**Tarea breve A:**
Según el texto dado, ¿en qué horario se puede visitar los sábados el edificio sede del Centro de Fotografía?

**Texto dado:**
= = =
Aunque su sonido de palabras en un idioma desconocido reverbera en toda la sala, cuando nos acercamos a la imagen podemos abordar por completo la propuesta de Paula Baeza Pailamilla, que parte de su identidad mapuche. En la pantalla se reproduce un video donde la artista saca la lengua. Sobre la lengua vemos una hoja, una moneda, palabras escritas. Esta performance filmada tiene como centro el lenguaje, ese que no quieren perder los mapuches y que también encontramos en lo físico, en una lengua húmeda y viva que permite el diálogo.
La memoria vuelve a abrirse paso en el trabajo de Ximena Pereyra, en este caso sobre su madre fallecida. Con palabras escritas a mano sobre una pared leemos acerca de los parecidos que encuentra entre su caligrafía y la de ella. Un video muestra fotos familiares, carnés, documentos que se van superponiendo como se acumulan los hechos en la historia. Sobre una mesa, una carta dedicada a su madre con lo que le gustaría decirle hoy. Estos elementos sumados consiguen emocionar y trabajan sobre el dolor, la pérdida o la familia de una forma distinta y sensible.
El edificio sede del Centro de Fotografía (18 de Julio 1360) se puede visitar de lunes a viernes de 10.00 a 19.30 y los sábados de 9.30 a 14.30.
= = =
**Tarea breve B:**
Localiza en los registros cada línea que contenga la cadena "minimize" y cópiala, teniendo en cuenta que se distinguen mayúsculas y minúsculas.

**Material proporcionado:**
= = =
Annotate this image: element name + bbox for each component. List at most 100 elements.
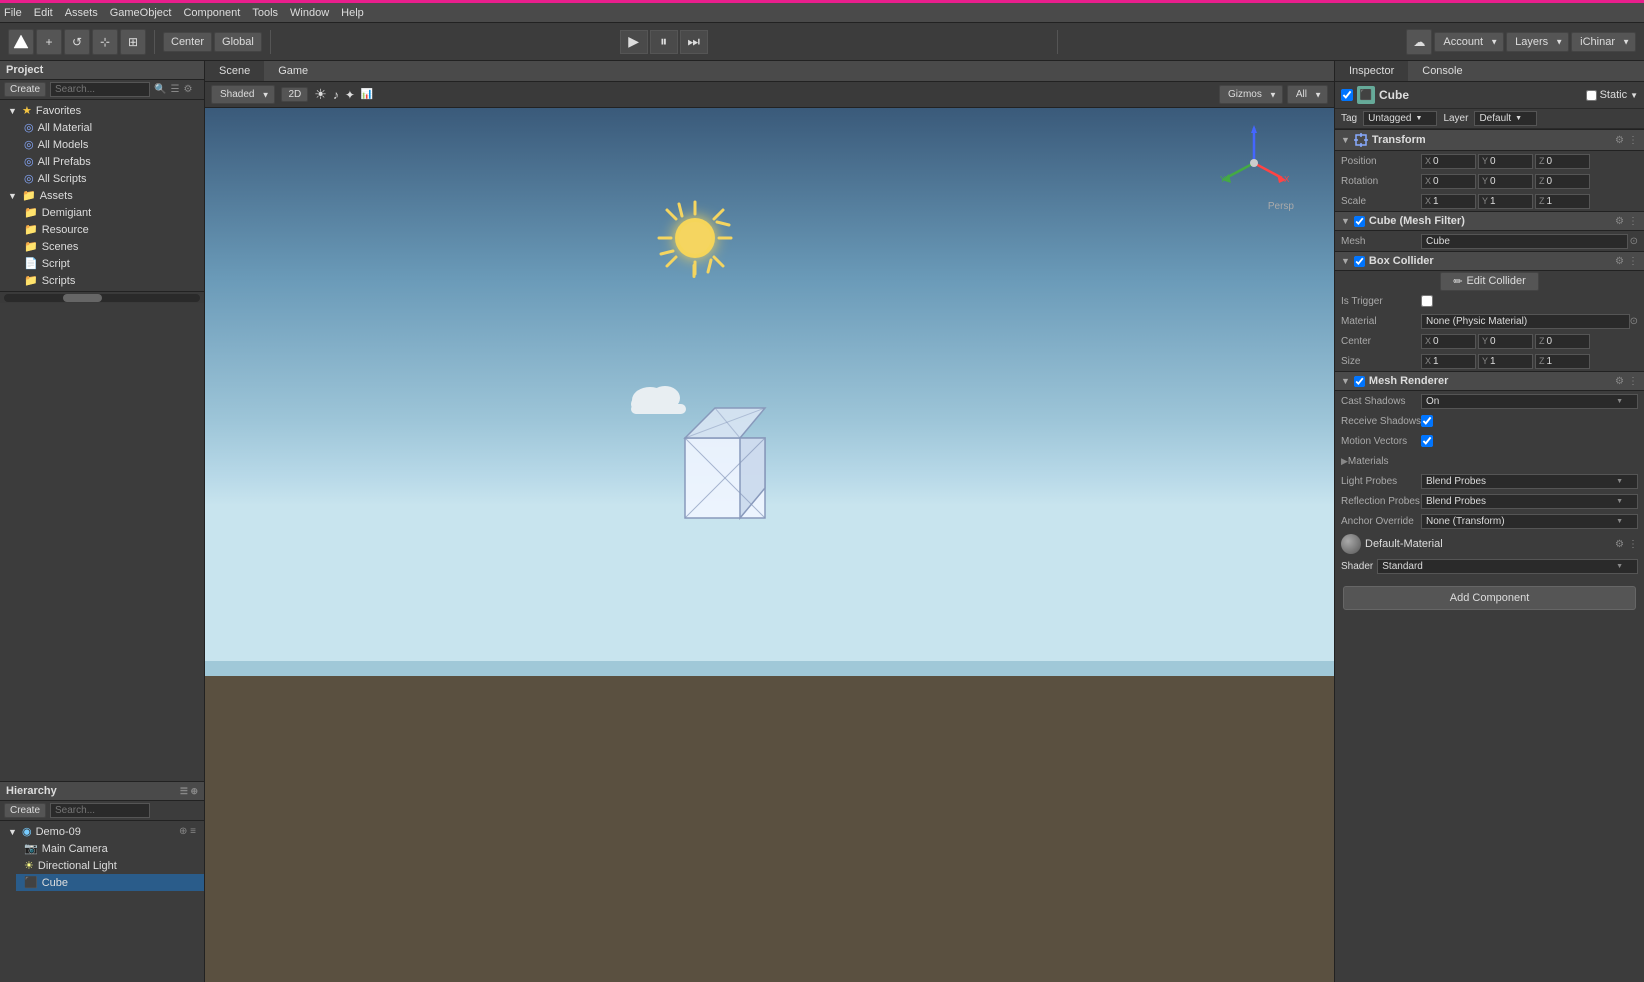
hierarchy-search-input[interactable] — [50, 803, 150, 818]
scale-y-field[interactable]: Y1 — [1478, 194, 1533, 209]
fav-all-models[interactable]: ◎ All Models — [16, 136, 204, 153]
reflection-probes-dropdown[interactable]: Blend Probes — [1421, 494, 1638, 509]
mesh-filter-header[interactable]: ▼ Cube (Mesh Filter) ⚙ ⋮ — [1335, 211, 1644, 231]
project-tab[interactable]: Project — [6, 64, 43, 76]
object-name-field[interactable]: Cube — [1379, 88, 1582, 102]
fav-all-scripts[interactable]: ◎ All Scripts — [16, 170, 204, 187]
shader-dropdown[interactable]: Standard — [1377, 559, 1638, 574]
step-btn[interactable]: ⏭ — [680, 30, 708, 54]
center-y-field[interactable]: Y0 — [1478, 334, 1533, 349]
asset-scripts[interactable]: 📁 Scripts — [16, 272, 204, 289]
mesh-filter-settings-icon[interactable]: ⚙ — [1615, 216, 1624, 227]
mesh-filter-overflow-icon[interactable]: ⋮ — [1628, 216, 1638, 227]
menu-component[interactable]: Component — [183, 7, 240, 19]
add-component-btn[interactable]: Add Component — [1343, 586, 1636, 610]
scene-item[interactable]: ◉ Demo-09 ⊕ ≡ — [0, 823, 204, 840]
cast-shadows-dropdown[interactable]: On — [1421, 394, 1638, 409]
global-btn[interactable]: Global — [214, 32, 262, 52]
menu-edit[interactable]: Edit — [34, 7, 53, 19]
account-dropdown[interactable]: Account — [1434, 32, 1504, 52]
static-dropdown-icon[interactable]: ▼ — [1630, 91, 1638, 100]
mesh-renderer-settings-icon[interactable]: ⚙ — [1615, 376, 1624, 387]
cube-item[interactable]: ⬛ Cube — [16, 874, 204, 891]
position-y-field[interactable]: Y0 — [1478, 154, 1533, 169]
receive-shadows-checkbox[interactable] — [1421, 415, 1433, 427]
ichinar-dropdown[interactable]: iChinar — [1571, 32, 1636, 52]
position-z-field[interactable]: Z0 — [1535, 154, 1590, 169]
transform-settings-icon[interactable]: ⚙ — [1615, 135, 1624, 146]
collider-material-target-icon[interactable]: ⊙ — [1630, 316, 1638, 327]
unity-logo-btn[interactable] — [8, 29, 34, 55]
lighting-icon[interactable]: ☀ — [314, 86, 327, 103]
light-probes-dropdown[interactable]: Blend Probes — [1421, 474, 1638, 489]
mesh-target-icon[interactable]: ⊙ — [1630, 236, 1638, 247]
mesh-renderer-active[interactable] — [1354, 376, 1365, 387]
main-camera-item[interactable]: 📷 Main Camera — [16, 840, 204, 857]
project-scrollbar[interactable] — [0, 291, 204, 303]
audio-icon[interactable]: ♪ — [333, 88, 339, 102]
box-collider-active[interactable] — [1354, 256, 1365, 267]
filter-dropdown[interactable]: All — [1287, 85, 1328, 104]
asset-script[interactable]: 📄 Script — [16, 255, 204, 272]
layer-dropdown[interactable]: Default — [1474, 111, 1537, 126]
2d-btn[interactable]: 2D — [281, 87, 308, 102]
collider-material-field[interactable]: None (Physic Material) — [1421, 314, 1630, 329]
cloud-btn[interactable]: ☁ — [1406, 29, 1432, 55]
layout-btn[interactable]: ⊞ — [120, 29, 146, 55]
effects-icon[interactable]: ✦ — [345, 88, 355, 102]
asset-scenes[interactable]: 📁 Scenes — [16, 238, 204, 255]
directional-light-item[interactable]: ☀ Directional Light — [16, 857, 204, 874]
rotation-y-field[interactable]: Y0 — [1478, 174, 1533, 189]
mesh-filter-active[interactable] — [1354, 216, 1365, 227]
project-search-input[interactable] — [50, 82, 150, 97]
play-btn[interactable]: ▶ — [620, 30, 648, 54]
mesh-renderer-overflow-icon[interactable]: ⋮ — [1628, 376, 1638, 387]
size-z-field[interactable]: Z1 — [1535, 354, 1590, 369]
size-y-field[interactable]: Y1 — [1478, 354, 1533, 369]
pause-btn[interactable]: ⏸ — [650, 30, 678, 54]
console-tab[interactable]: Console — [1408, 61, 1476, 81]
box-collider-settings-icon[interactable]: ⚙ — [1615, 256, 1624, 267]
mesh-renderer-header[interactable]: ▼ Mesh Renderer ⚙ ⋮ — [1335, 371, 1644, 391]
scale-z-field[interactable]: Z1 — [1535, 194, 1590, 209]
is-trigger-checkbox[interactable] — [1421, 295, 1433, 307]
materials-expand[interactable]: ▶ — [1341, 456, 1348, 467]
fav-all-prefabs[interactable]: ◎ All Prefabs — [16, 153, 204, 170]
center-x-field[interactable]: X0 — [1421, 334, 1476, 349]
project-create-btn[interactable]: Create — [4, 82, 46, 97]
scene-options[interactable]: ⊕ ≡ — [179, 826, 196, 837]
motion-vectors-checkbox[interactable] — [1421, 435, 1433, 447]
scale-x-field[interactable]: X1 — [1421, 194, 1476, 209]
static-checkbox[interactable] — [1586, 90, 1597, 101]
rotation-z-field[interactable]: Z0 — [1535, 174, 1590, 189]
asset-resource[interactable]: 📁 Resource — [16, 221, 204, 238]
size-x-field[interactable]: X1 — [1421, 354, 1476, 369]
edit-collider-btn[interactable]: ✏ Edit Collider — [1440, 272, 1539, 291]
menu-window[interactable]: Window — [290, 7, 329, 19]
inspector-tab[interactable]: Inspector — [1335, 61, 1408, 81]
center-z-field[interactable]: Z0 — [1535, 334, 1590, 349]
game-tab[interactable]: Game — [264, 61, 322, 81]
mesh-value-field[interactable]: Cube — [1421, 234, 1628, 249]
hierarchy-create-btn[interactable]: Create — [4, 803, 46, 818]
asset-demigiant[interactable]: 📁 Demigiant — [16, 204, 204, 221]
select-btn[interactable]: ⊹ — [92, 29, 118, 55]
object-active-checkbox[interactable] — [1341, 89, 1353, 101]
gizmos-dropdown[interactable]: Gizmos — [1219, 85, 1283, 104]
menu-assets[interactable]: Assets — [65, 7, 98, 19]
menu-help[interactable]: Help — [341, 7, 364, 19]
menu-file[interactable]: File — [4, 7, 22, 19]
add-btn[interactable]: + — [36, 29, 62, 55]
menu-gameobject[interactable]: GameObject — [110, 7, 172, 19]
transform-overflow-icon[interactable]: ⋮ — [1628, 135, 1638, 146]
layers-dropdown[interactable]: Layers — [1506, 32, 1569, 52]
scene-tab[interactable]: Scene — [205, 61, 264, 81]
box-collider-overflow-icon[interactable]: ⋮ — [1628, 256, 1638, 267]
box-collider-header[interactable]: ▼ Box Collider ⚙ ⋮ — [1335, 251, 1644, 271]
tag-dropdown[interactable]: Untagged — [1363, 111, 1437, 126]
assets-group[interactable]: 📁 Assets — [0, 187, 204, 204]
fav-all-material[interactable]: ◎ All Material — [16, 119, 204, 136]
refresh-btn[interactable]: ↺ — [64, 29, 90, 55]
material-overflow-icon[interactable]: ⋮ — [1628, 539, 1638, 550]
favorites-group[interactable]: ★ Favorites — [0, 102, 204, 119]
= = =
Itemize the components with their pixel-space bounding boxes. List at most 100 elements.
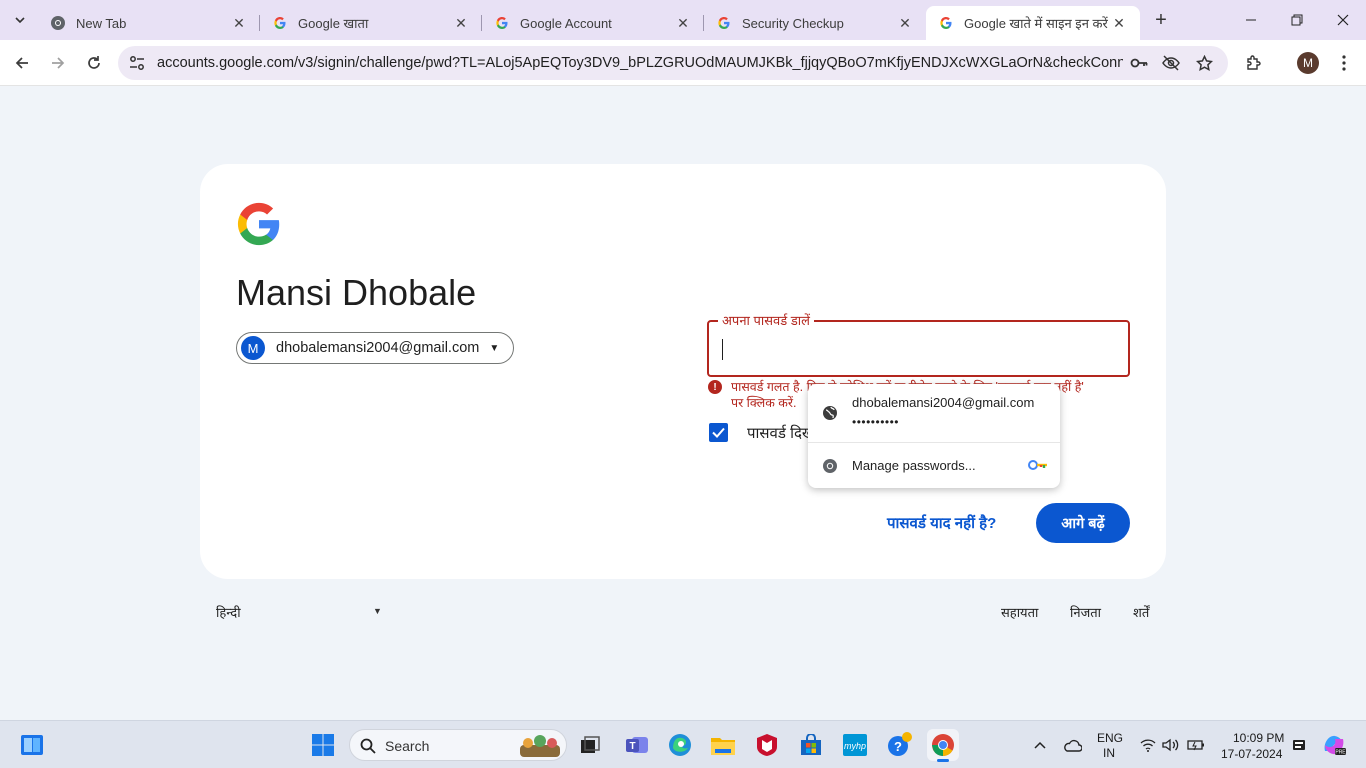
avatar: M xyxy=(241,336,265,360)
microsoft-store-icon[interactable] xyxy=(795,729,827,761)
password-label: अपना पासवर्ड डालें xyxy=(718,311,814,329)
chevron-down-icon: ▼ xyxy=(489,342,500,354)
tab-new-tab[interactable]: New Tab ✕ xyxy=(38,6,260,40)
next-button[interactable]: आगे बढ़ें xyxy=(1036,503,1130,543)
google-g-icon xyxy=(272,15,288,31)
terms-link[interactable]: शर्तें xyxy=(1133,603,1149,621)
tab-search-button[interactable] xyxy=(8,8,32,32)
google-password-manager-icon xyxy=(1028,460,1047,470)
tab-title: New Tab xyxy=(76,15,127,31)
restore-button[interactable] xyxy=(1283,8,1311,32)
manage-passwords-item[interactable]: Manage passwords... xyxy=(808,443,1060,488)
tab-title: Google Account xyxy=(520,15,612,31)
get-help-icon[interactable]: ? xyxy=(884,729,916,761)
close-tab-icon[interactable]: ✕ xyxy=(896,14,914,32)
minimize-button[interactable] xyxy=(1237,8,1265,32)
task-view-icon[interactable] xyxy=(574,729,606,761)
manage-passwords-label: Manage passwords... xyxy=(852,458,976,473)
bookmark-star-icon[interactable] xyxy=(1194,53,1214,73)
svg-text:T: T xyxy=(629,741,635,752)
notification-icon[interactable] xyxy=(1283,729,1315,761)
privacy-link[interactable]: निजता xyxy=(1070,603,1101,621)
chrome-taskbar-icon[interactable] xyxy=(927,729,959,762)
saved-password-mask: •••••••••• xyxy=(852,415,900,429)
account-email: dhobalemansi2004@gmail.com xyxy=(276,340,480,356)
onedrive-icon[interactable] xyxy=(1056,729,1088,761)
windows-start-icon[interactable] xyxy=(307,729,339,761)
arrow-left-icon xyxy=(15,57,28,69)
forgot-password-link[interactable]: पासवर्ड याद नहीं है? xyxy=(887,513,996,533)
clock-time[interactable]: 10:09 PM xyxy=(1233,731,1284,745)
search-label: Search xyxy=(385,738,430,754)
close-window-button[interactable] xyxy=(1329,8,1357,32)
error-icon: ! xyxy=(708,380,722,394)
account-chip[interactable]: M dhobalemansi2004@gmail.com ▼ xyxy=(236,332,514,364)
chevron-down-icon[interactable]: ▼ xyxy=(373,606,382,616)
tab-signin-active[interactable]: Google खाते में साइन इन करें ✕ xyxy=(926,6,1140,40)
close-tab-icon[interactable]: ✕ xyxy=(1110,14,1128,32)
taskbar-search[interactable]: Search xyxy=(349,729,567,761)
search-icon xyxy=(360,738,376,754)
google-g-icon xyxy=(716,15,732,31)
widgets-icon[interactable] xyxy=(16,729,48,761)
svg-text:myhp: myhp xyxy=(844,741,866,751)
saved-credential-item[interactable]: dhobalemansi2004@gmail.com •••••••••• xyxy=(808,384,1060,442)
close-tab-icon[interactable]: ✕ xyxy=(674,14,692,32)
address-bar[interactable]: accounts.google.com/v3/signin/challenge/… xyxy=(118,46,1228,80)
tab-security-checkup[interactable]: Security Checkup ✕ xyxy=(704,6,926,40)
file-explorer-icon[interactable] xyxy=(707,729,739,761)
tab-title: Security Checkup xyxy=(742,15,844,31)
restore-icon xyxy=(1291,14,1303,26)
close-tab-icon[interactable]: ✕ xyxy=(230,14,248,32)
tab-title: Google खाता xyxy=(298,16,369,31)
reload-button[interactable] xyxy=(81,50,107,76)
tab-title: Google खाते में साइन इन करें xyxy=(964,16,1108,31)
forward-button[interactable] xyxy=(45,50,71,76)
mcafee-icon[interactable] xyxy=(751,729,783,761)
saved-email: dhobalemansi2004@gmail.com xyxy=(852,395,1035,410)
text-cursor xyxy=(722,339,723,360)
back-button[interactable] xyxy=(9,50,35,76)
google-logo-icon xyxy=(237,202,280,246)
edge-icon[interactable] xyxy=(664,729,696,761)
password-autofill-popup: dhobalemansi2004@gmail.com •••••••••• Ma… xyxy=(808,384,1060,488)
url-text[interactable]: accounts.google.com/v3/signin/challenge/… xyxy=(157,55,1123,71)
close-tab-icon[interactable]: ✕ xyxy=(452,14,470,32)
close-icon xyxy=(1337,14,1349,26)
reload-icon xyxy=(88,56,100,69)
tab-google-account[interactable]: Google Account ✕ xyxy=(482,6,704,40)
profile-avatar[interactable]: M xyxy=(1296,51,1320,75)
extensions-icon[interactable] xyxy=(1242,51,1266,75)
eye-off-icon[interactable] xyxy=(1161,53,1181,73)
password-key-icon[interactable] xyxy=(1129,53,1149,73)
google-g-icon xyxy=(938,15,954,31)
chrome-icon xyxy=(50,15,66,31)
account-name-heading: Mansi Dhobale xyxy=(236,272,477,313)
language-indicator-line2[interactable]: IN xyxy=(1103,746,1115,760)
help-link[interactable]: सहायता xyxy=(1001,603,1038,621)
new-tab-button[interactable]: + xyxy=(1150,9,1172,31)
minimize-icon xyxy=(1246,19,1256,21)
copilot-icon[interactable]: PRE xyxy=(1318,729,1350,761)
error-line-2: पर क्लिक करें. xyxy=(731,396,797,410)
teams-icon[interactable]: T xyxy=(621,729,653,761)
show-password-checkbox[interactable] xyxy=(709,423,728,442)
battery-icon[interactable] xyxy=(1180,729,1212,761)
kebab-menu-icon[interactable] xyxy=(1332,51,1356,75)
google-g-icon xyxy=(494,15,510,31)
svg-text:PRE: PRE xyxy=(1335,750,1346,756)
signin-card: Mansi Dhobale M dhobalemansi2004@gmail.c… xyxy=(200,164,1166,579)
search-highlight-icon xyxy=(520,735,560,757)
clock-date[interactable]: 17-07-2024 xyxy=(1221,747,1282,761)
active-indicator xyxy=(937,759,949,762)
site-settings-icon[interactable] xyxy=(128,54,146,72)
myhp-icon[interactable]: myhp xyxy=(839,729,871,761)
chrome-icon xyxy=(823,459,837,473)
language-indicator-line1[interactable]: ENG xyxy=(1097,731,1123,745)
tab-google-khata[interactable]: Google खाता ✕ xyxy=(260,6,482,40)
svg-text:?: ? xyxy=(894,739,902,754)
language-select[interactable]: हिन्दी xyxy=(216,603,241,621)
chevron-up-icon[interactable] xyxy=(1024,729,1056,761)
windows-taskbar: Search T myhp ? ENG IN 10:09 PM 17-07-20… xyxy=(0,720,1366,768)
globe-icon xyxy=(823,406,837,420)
= = =
**Solución escrita A:**
De 9.30 a 14.30.

**Solución escrita B:**
minimize-button[interactable] xyxy=(1237,8,1265,32)
minimize-icon xyxy=(1246,19,1256,21)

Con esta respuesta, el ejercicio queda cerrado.